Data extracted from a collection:
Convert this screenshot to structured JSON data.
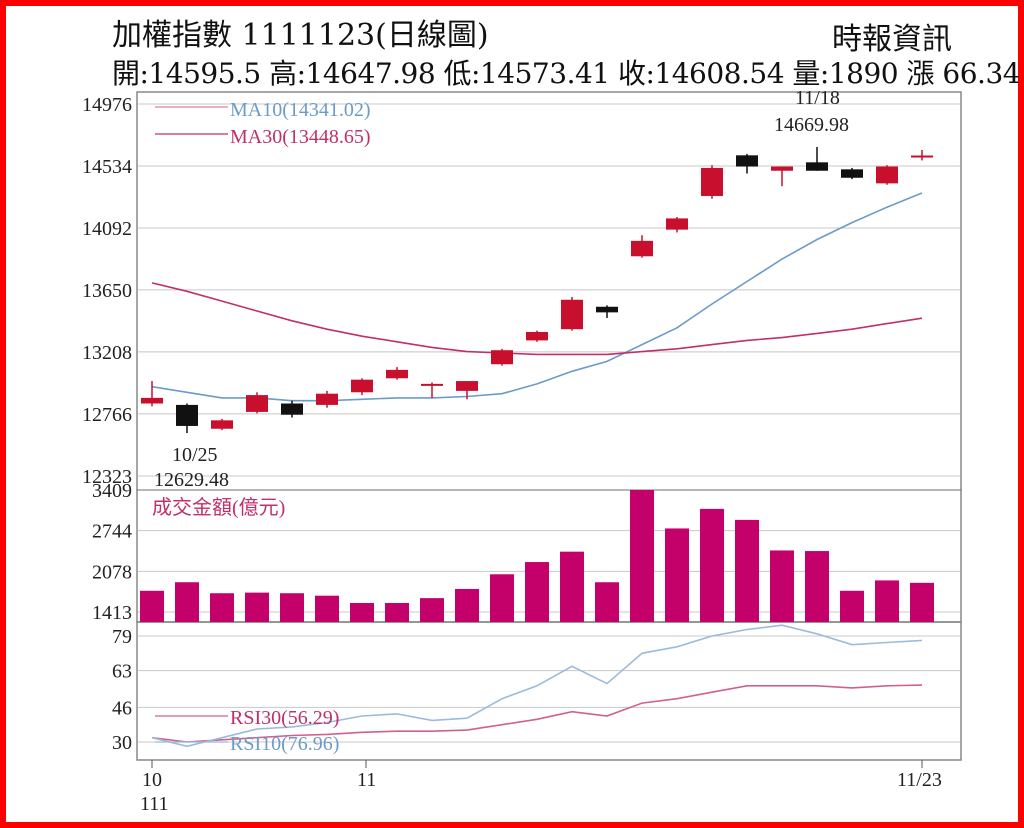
{
  "header": {
    "title": "加權指數 1111123(日線圖)",
    "source": "時報資訊",
    "summary": "開:14595.5 高:14647.98 低:14573.41 收:14608.54 量:1890 漲 66.34"
  },
  "colors": {
    "frame": "#ff0000",
    "up": "#c8102e",
    "down": "#111111",
    "volume": "#c4006a",
    "ma10": "#6b9bc9",
    "ma30": "#c0306a",
    "rsi30": "#d2608f",
    "rsi10": "#9bbbdc",
    "grid": "#c8c8c8"
  },
  "chart_data": [
    {
      "type": "candlestick",
      "panel": "price",
      "ylim": [
        12323,
        14976
      ],
      "yticks": [
        "14976",
        "14534",
        "14092",
        "13650",
        "13208",
        "12766",
        "12323"
      ],
      "grid": true,
      "candles": [
        {
          "o": 12840,
          "h": 13000,
          "l": 12820,
          "c": 12880
        },
        {
          "o": 12830,
          "h": 12840,
          "l": 12629.48,
          "c": 12680
        },
        {
          "o": 12660,
          "h": 12730,
          "l": 12650,
          "c": 12720
        },
        {
          "o": 12780,
          "h": 12920,
          "l": 12770,
          "c": 12900
        },
        {
          "o": 12840,
          "h": 12860,
          "l": 12740,
          "c": 12760
        },
        {
          "o": 12830,
          "h": 12930,
          "l": 12810,
          "c": 12910
        },
        {
          "o": 12920,
          "h": 13020,
          "l": 12900,
          "c": 13010
        },
        {
          "o": 13020,
          "h": 13100,
          "l": 13010,
          "c": 13080
        },
        {
          "o": 12970,
          "h": 12990,
          "l": 12880,
          "c": 12980
        },
        {
          "o": 12930,
          "h": 13000,
          "l": 12870,
          "c": 13000
        },
        {
          "o": 13120,
          "h": 13230,
          "l": 13110,
          "c": 13220
        },
        {
          "o": 13290,
          "h": 13360,
          "l": 13280,
          "c": 13350
        },
        {
          "o": 13370,
          "h": 13600,
          "l": 13360,
          "c": 13580
        },
        {
          "o": 13530,
          "h": 13540,
          "l": 13450,
          "c": 13490
        },
        {
          "o": 13890,
          "h": 14040,
          "l": 13880,
          "c": 14000
        },
        {
          "o": 14080,
          "h": 14170,
          "l": 14060,
          "c": 14160
        },
        {
          "o": 14320,
          "h": 14540,
          "l": 14300,
          "c": 14520
        },
        {
          "o": 14610,
          "h": 14620,
          "l": 14480,
          "c": 14530
        },
        {
          "o": 14500,
          "h": 14520,
          "l": 14390,
          "c": 14530
        },
        {
          "o": 14560,
          "h": 14669.98,
          "l": 14500,
          "c": 14500
        },
        {
          "o": 14510,
          "h": 14520,
          "l": 14440,
          "c": 14450
        },
        {
          "o": 14410,
          "h": 14540,
          "l": 14400,
          "c": 14530
        },
        {
          "o": 14595.5,
          "h": 14647.98,
          "l": 14573.41,
          "c": 14608.54
        }
      ],
      "series": [
        {
          "name": "MA10(14341.02)",
          "values": [
            12960,
            12920,
            12880,
            12880,
            12860,
            12860,
            12870,
            12880,
            12880,
            12890,
            12910,
            12980,
            13070,
            13140,
            13260,
            13380,
            13550,
            13710,
            13870,
            14010,
            14130,
            14240,
            14341.02
          ]
        },
        {
          "name": "MA30(13448.65)",
          "values": [
            13700,
            13640,
            13570,
            13500,
            13430,
            13370,
            13320,
            13280,
            13240,
            13210,
            13200,
            13190,
            13190,
            13190,
            13210,
            13230,
            13260,
            13290,
            13310,
            13340,
            13370,
            13410,
            13448.65
          ]
        }
      ],
      "annotations": [
        {
          "label": "10/25",
          "value": "12629.48"
        },
        {
          "label": "11/18",
          "value": "14669.98"
        }
      ]
    },
    {
      "type": "bar",
      "panel": "volume",
      "title": "成交金額(億元)",
      "ylim": [
        1413,
        3409
      ],
      "yticks": [
        "3409",
        "2744",
        "2078",
        "1413"
      ],
      "values": [
        1760,
        1900,
        1720,
        1730,
        1720,
        1680,
        1560,
        1560,
        1640,
        1790,
        2030,
        2230,
        2400,
        1900,
        3409,
        2780,
        3100,
        2920,
        2420,
        2410,
        1760,
        1930,
        1890
      ]
    },
    {
      "type": "line",
      "panel": "rsi",
      "ylim": [
        30,
        79
      ],
      "yticks": [
        "79",
        "63",
        "46",
        "30"
      ],
      "series": [
        {
          "name": "RSI30(56.29)",
          "values": [
            32,
            30,
            31,
            32,
            33,
            33.5,
            34.5,
            35,
            35,
            35.5,
            38,
            40.5,
            44,
            42,
            48,
            50,
            53,
            56,
            56,
            56,
            55,
            56,
            56.29
          ]
        },
        {
          "name": "RSI10(76.96)",
          "values": [
            32,
            28,
            32,
            36,
            37,
            39,
            42,
            43,
            40,
            41,
            50,
            56,
            65,
            57,
            71,
            74,
            79,
            82,
            84,
            80,
            75,
            76,
            76.96
          ]
        }
      ]
    }
  ],
  "xaxis": {
    "labels": [
      "10",
      "111",
      "11",
      "11/23"
    ]
  }
}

* _Request_: Find each line holding the word "title" and copy it.

* _Response to the exercise_:
    "title": "加權指數 1111123(日線圖)",
      "title": "成交金額(億元)",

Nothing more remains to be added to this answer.